Exercise prompt - Write the material out again in full, word for word. Do not include the pictures.

Dataset items:
"""

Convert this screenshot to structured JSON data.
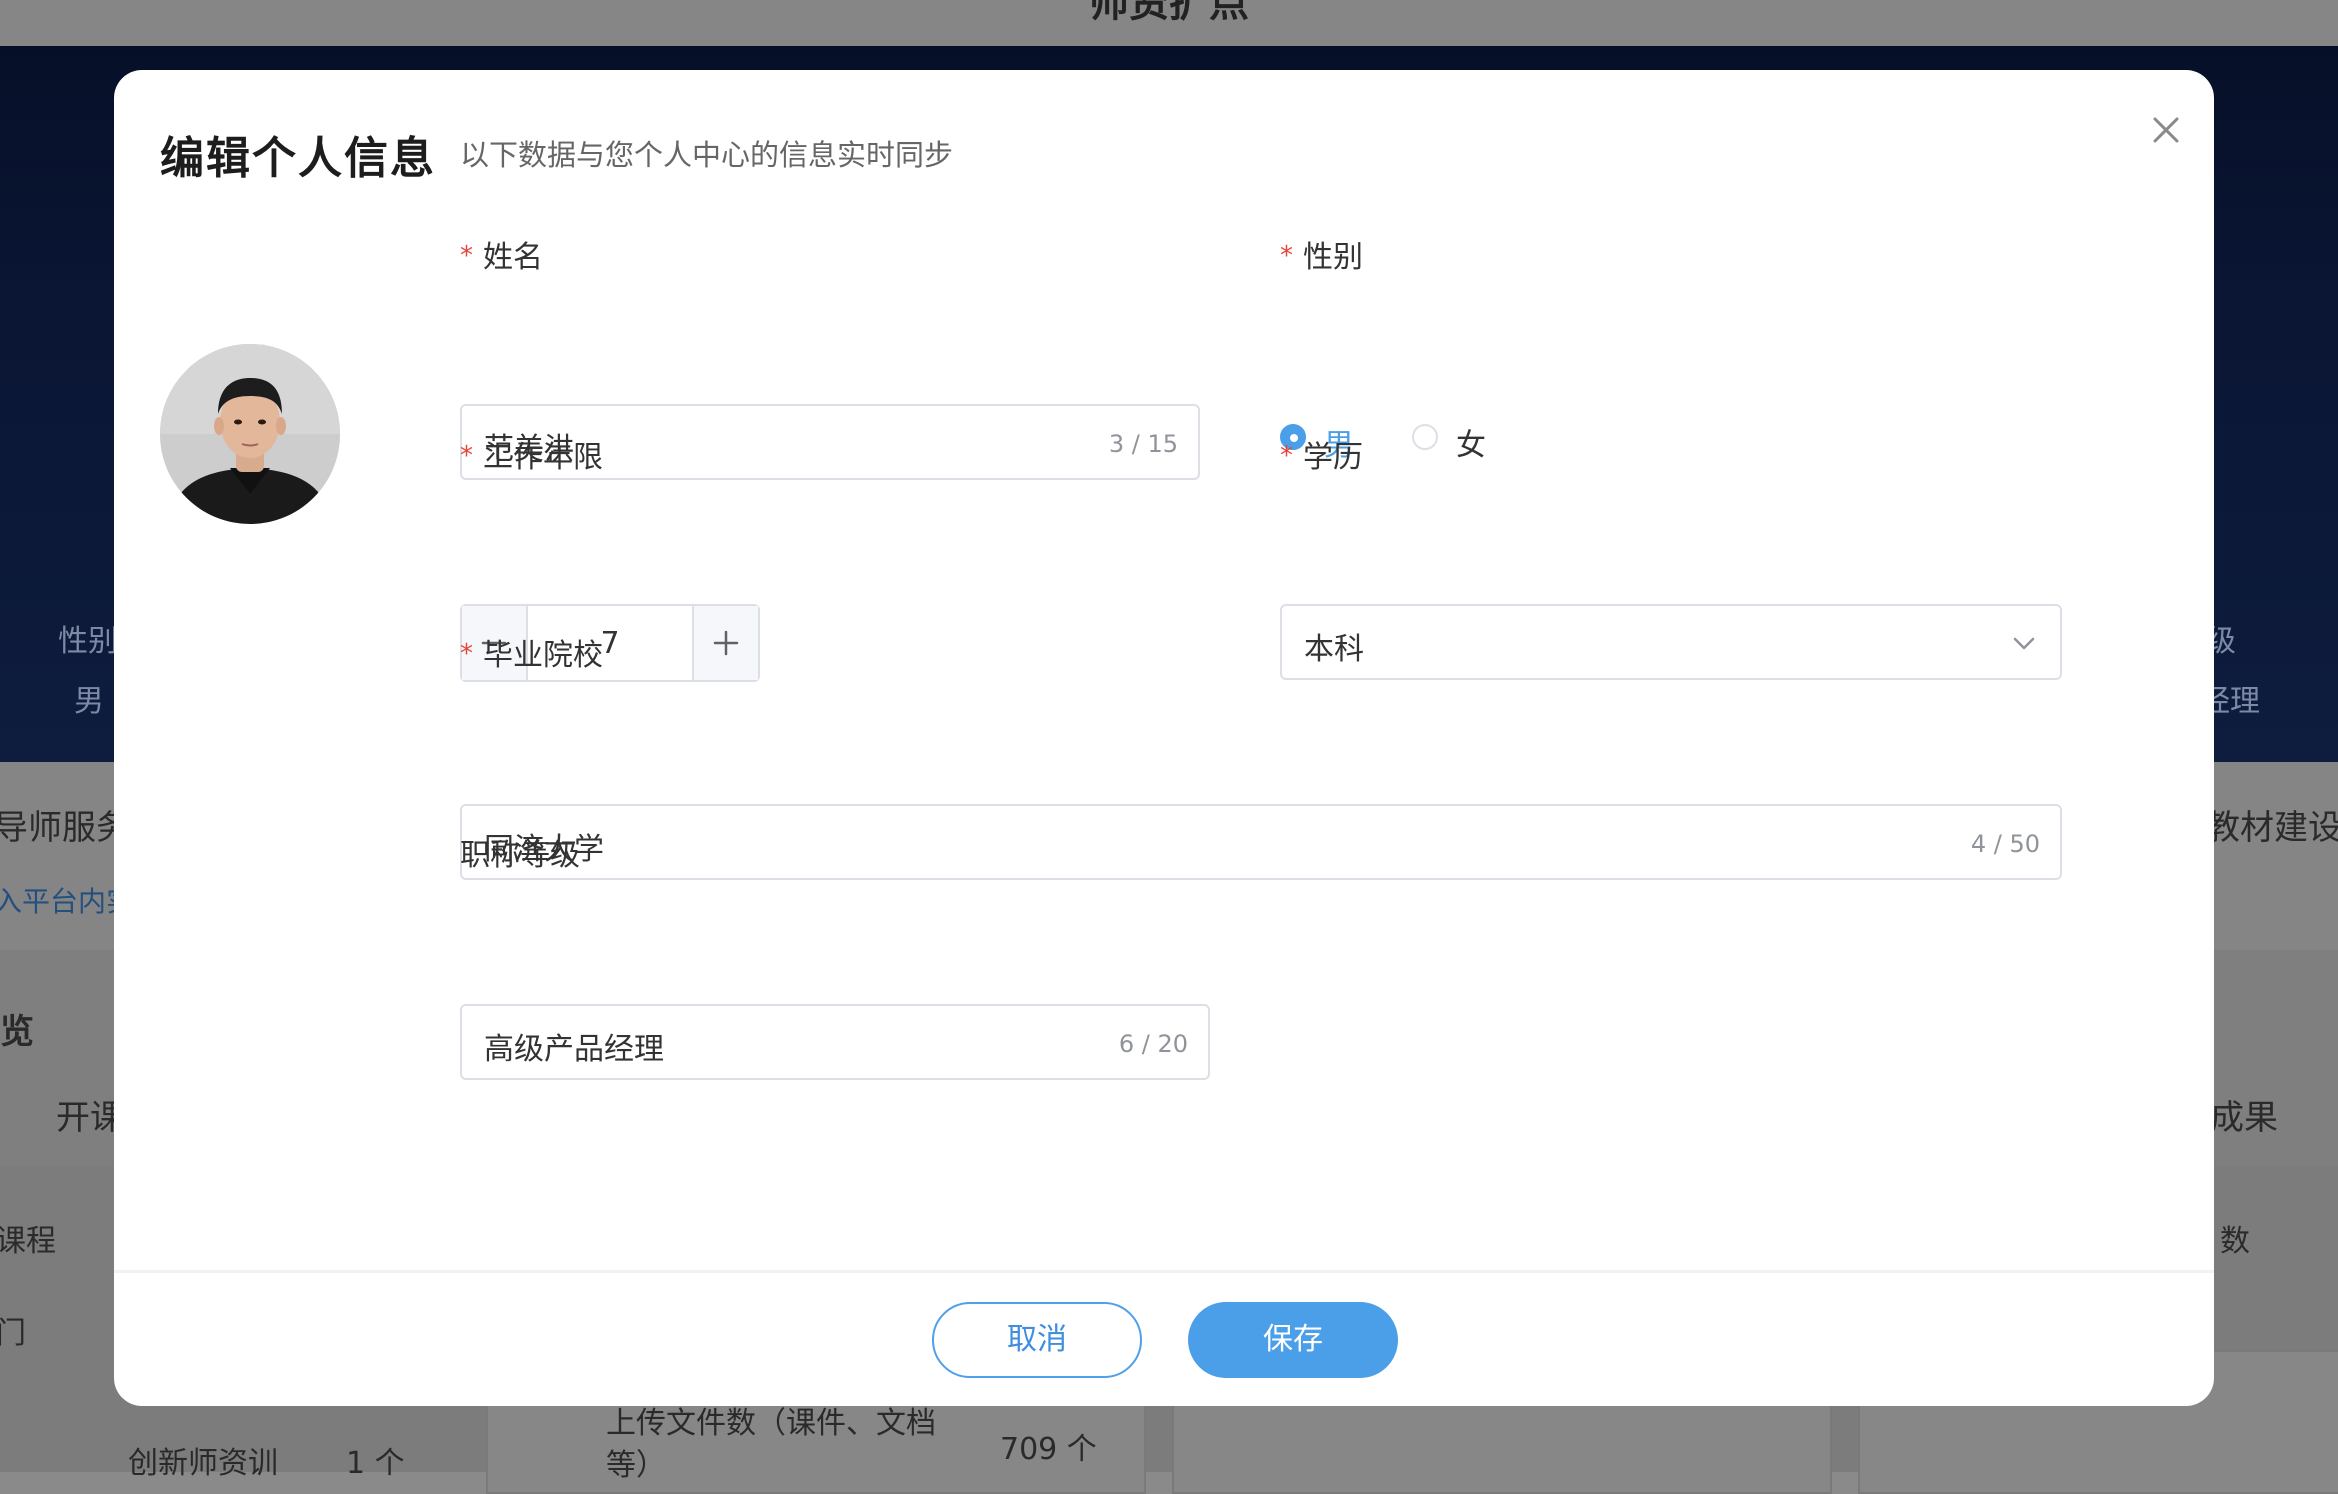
{
  "background": {
    "header_title": "师资扩点",
    "left_stat_label": "性别",
    "left_stat_value": "男",
    "right_stat_label": "级",
    "right_stat_value": "经理",
    "section_left_title": "导师服务",
    "section_left_link": "入平台内实",
    "section_right_title": "教材建设",
    "overview_title": "览",
    "tab_left": "开课",
    "tab_right": "成果",
    "row_course": "课程",
    "row_door": "门",
    "row_right": "数",
    "card_left_label": "创新师资训",
    "card_left_value": "1 个",
    "card_mid_label_1": "上传文件数（课件、文档",
    "card_mid_label_2": "等）",
    "card_mid_value": "709 个"
  },
  "modal": {
    "title": "编辑个人信息",
    "subtitle": "以下数据与您个人中心的信息实时同步",
    "close_icon": "close-icon",
    "avatar_alt": "avatar"
  },
  "form": {
    "required_mark": "*",
    "name": {
      "label": "姓名",
      "value": "范美洪",
      "counter": "3 / 15"
    },
    "gender": {
      "label": "性别",
      "options": [
        "男",
        "女"
      ],
      "selected": "男"
    },
    "years": {
      "label": "工作年限",
      "value": "7",
      "minus": "−",
      "plus": "+"
    },
    "education": {
      "label": "学历",
      "value": "本科"
    },
    "school": {
      "label": "毕业院校",
      "value": "同济大学",
      "counter": "4 / 50"
    },
    "title_level": {
      "label": "职称等级",
      "value": "高级产品经理",
      "counter": "6 / 20"
    }
  },
  "footer": {
    "cancel_label": "取消",
    "save_label": "保存"
  },
  "colors": {
    "primary": "#4a9fe8",
    "required": "#e5463c"
  }
}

"""

Response -
Convert this screenshot to structured JSON data.
{
  "background": {
    "header_title": "师资扩点",
    "left_stat_label": "性别",
    "left_stat_value": "男",
    "right_stat_label": "级",
    "right_stat_value": "经理",
    "section_left_title": "导师服务",
    "section_left_link": "入平台内实",
    "section_right_title": "教材建设",
    "overview_title": "览",
    "tab_left": "开课",
    "tab_right": "成果",
    "row_course": "课程",
    "row_door": "门",
    "row_right": "数",
    "card_left_label": "创新师资训",
    "card_left_value": "1 个",
    "card_mid_label_1": "上传文件数（课件、文档",
    "card_mid_label_2": "等）",
    "card_mid_value": "709 个"
  },
  "modal": {
    "title": "编辑个人信息",
    "subtitle": "以下数据与您个人中心的信息实时同步",
    "close_icon": "close-icon",
    "avatar_alt": "avatar"
  },
  "form": {
    "required_mark": "*",
    "name": {
      "label": "姓名",
      "value": "范美洪",
      "counter": "3 / 15"
    },
    "gender": {
      "label": "性别",
      "options": [
        "男",
        "女"
      ],
      "selected": "男"
    },
    "years": {
      "label": "工作年限",
      "value": "7",
      "minus": "−",
      "plus": "+"
    },
    "education": {
      "label": "学历",
      "value": "本科"
    },
    "school": {
      "label": "毕业院校",
      "value": "同济大学",
      "counter": "4 / 50"
    },
    "title_level": {
      "label": "职称等级",
      "value": "高级产品经理",
      "counter": "6 / 20"
    }
  },
  "footer": {
    "cancel_label": "取消",
    "save_label": "保存"
  },
  "colors": {
    "primary": "#4a9fe8",
    "required": "#e5463c"
  }
}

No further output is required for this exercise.